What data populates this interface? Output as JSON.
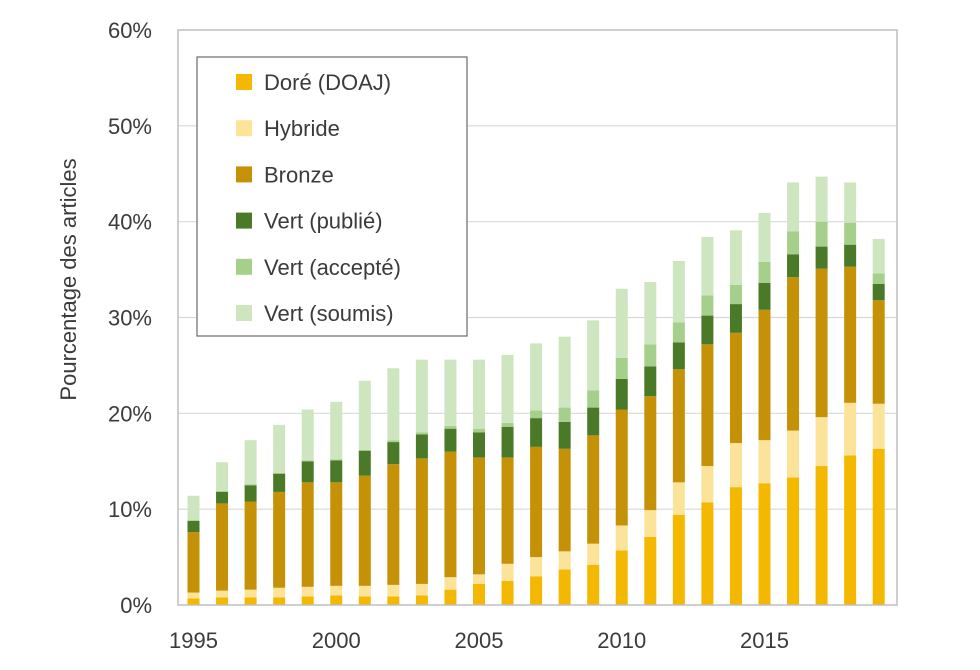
{
  "chart_data": {
    "type": "bar",
    "stacked": true,
    "title": "",
    "xlabel": "",
    "ylabel": "Pourcentage des articles",
    "ylim": [
      0,
      60
    ],
    "ytick_values": [
      0,
      10,
      20,
      30,
      40,
      50,
      60
    ],
    "ytick_labels": [
      "0%",
      "10%",
      "20%",
      "30%",
      "40%",
      "50%",
      "60%"
    ],
    "xtick_labels": [
      "1995",
      "2000",
      "2005",
      "2010",
      "2015"
    ],
    "xtick_years": [
      1995,
      2000,
      2005,
      2010,
      2015
    ],
    "grid": "horizontal",
    "legend_position": "top-left",
    "categories": [
      "1995",
      "1996",
      "1997",
      "1998",
      "1999",
      "2000",
      "2001",
      "2002",
      "2003",
      "2004",
      "2005",
      "2006",
      "2007",
      "2008",
      "2009",
      "2010",
      "2011",
      "2012",
      "2013",
      "2014",
      "2015",
      "2016",
      "2017",
      "2018",
      "2019"
    ],
    "series": [
      {
        "name": "Doré (DOAJ)",
        "color": "#f5b800",
        "values": [
          0.7,
          0.8,
          0.8,
          0.8,
          0.9,
          1.0,
          0.9,
          0.9,
          1.0,
          1.6,
          2.2,
          2.5,
          3.0,
          3.7,
          4.2,
          5.7,
          7.1,
          9.4,
          10.7,
          12.3,
          12.7,
          13.3,
          14.5,
          15.6,
          16.3
        ]
      },
      {
        "name": "Hybride",
        "color": "#fbe39a",
        "values": [
          0.6,
          0.7,
          0.8,
          1.0,
          1.0,
          1.0,
          1.1,
          1.2,
          1.2,
          1.3,
          1.0,
          1.8,
          2.0,
          1.9,
          2.2,
          2.6,
          2.8,
          3.4,
          3.8,
          4.6,
          4.5,
          4.9,
          5.1,
          5.5,
          4.7
        ]
      },
      {
        "name": "Bronze",
        "color": "#c49107",
        "values": [
          6.3,
          9.1,
          9.2,
          10.0,
          10.9,
          10.8,
          11.5,
          12.6,
          13.1,
          13.1,
          12.2,
          11.1,
          11.5,
          10.7,
          11.3,
          12.1,
          11.9,
          11.8,
          12.7,
          11.5,
          13.6,
          16.0,
          15.5,
          14.2,
          10.8
        ]
      },
      {
        "name": "Vert (publié)",
        "color": "#4a7a28",
        "values": [
          1.2,
          1.2,
          1.7,
          1.9,
          2.2,
          2.3,
          2.6,
          2.3,
          2.5,
          2.4,
          2.6,
          3.2,
          3.0,
          2.8,
          2.9,
          3.2,
          3.1,
          2.8,
          3.0,
          3.0,
          2.8,
          2.4,
          2.3,
          2.3,
          1.7
        ]
      },
      {
        "name": "Vert (accepté)",
        "color": "#a7cf8c",
        "values": [
          0.0,
          0.1,
          0.1,
          0.1,
          0.1,
          0.1,
          0.1,
          0.2,
          0.2,
          0.3,
          0.4,
          0.4,
          0.8,
          1.5,
          1.8,
          2.2,
          2.3,
          2.1,
          2.1,
          2.0,
          2.2,
          2.4,
          2.6,
          2.3,
          1.1
        ]
      },
      {
        "name": "Vert (soumis)",
        "color": "#cde6c0",
        "values": [
          2.6,
          3.0,
          4.6,
          5.0,
          5.3,
          6.0,
          7.2,
          7.5,
          7.6,
          6.9,
          7.2,
          7.1,
          7.0,
          7.4,
          7.3,
          7.2,
          6.5,
          6.4,
          6.1,
          5.7,
          5.1,
          5.1,
          4.7,
          4.2,
          3.6
        ]
      }
    ]
  }
}
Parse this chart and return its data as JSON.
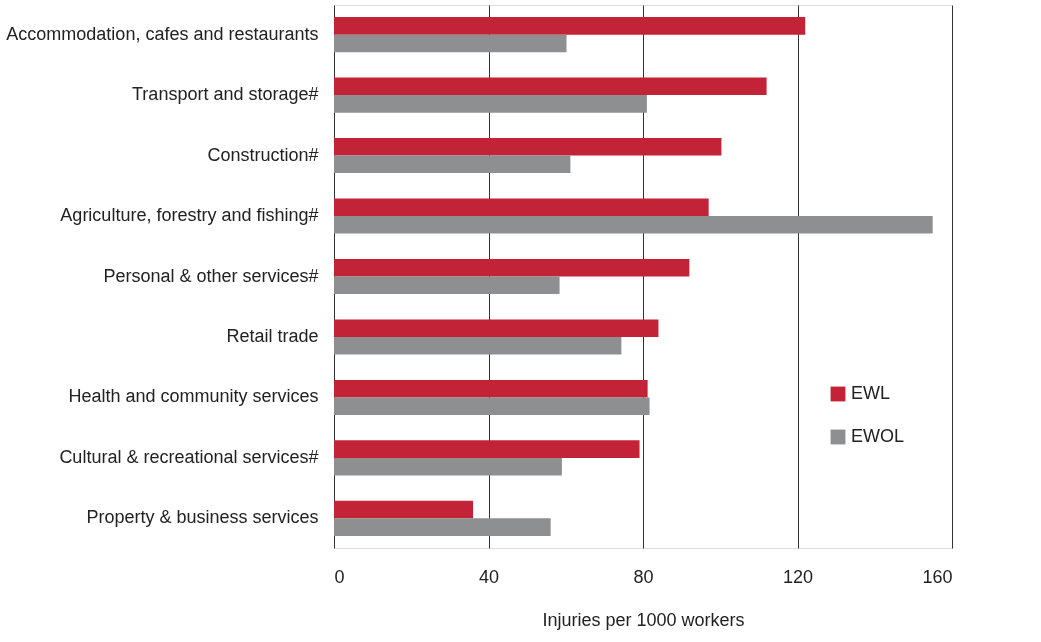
{
  "chart_data": {
    "type": "bar",
    "orientation": "horizontal",
    "xlabel": "Injuries per 1000 workers",
    "categories": [
      "Accommodation, cafes and restaurants",
      "Transport and storage#",
      "Construction#",
      "Agriculture, forestry and fishing#",
      "Personal & other services#",
      "Retail trade",
      "Health and community services",
      "Cultural & recreational services#",
      "Property & business services"
    ],
    "series": [
      {
        "name": "EWL",
        "color": "#c32336",
        "values": [
          122,
          112,
          100.3,
          97,
          92,
          84,
          81.2,
          79.1,
          36
        ]
      },
      {
        "name": "EWOL",
        "color": "#8e8f91",
        "values": [
          60.2,
          81,
          61.2,
          155,
          58.4,
          74.4,
          81.7,
          59,
          56.1
        ]
      }
    ],
    "xlim": [
      0,
      160
    ],
    "xticks": [
      0,
      40,
      80,
      120,
      160
    ],
    "grid": "x",
    "legend": "right"
  }
}
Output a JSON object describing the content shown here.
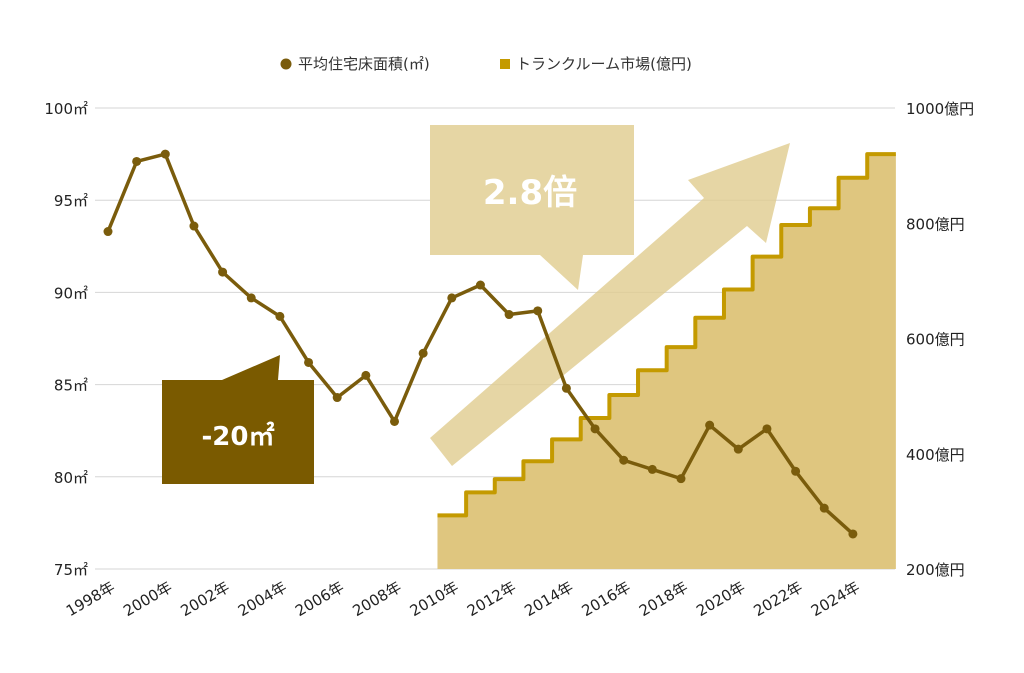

•••

▶ _SHORT TASK_: Write the lines above out again exactly, without any of their pictures.

▶ _SOLUTION FOR THIS PROBLEM_:
What data populates this interface? Output as JSON.
{
  "chart_data": {
    "type": "bar",
    "stacked": true,
    "title": "",
    "xlabel": "",
    "ylabel": "Pourcentage des articles",
    "ylim": [
      0,
      60
    ],
    "ytick_values": [
      0,
      10,
      20,
      30,
      40,
      50,
      60
    ],
    "ytick_labels": [
      "0%",
      "10%",
      "20%",
      "30%",
      "40%",
      "50%",
      "60%"
    ],
    "xtick_labels": [
      "1995",
      "2000",
      "2005",
      "2010",
      "2015"
    ],
    "xtick_years": [
      1995,
      2000,
      2005,
      2010,
      2015
    ],
    "grid": "horizontal",
    "legend_position": "top-left",
    "categories": [
      "1995",
      "1996",
      "1997",
      "1998",
      "1999",
      "2000",
      "2001",
      "2002",
      "2003",
      "2004",
      "2005",
      "2006",
      "2007",
      "2008",
      "2009",
      "2010",
      "2011",
      "2012",
      "2013",
      "2014",
      "2015",
      "2016",
      "2017",
      "2018",
      "2019"
    ],
    "series": [
      {
        "name": "Doré (DOAJ)",
        "color": "#f5b800",
        "values": [
          0.7,
          0.8,
          0.8,
          0.8,
          0.9,
          1.0,
          0.9,
          0.9,
          1.0,
          1.6,
          2.2,
          2.5,
          3.0,
          3.7,
          4.2,
          5.7,
          7.1,
          9.4,
          10.7,
          12.3,
          12.7,
          13.3,
          14.5,
          15.6,
          16.3
        ]
      },
      {
        "name": "Hybride",
        "color": "#fbe39a",
        "values": [
          0.6,
          0.7,
          0.8,
          1.0,
          1.0,
          1.0,
          1.1,
          1.2,
          1.2,
          1.3,
          1.0,
          1.8,
          2.0,
          1.9,
          2.2,
          2.6,
          2.8,
          3.4,
          3.8,
          4.6,
          4.5,
          4.9,
          5.1,
          5.5,
          4.7
        ]
      },
      {
        "name": "Bronze",
        "color": "#c49107",
        "values": [
          6.3,
          9.1,
          9.2,
          10.0,
          10.9,
          10.8,
          11.5,
          12.6,
          13.1,
          13.1,
          12.2,
          11.1,
          11.5,
          10.7,
          11.3,
          12.1,
          11.9,
          11.8,
          12.7,
          11.5,
          13.6,
          16.0,
          15.5,
          14.2,
          10.8
        ]
      },
      {
        "name": "Vert (publié)",
        "color": "#4a7a28",
        "values": [
          1.2,
          1.2,
          1.7,
          1.9,
          2.2,
          2.3,
          2.6,
          2.3,
          2.5,
          2.4,
          2.6,
          3.2,
          3.0,
          2.8,
          2.9,
          3.2,
          3.1,
          2.8,
          3.0,
          3.0,
          2.8,
          2.4,
          2.3,
          2.3,
          1.7
        ]
      },
      {
        "name": "Vert (accepté)",
        "color": "#a7cf8c",
        "values": [
          0.0,
          0.1,
          0.1,
          0.1,
          0.1,
          0.1,
          0.1,
          0.2,
          0.2,
          0.3,
          0.4,
          0.4,
          0.8,
          1.5,
          1.8,
          2.2,
          2.3,
          2.1,
          2.1,
          2.0,
          2.2,
          2.4,
          2.6,
          2.3,
          1.1
        ]
      },
      {
        "name": "Vert (soumis)",
        "color": "#cde6c0",
        "values": [
          2.6,
          3.0,
          4.6,
          5.0,
          5.3,
          6.0,
          7.2,
          7.5,
          7.6,
          6.9,
          7.2,
          7.1,
          7.0,
          7.4,
          7.3,
          7.2,
          6.5,
          6.4,
          6.1,
          5.7,
          5.1,
          5.1,
          4.7,
          4.2,
          3.6
        ]
      }
    ]
  }
}
Parse this chart and return its data as JSON.
{
  "chart_data": {
    "type": "bar",
    "orientation": "horizontal",
    "xlabel": "Injuries per 1000 workers",
    "categories": [
      "Accommodation, cafes and restaurants",
      "Transport and storage#",
      "Construction#",
      "Agriculture, forestry and fishing#",
      "Personal & other services#",
      "Retail trade",
      "Health and community services",
      "Cultural & recreational services#",
      "Property & business services"
    ],
    "series": [
      {
        "name": "EWL",
        "color": "#c32336",
        "values": [
          122,
          112,
          100.3,
          97,
          92,
          84,
          81.2,
          79.1,
          36
        ]
      },
      {
        "name": "EWOL",
        "color": "#8e8f91",
        "values": [
          60.2,
          81,
          61.2,
          155,
          58.4,
          74.4,
          81.7,
          59,
          56.1
        ]
      }
    ],
    "xlim": [
      0,
      160
    ],
    "xticks": [
      0,
      40,
      80,
      120,
      160
    ],
    "grid": "x",
    "legend": "right"
  }
}
Output a JSON object describing the content shown here.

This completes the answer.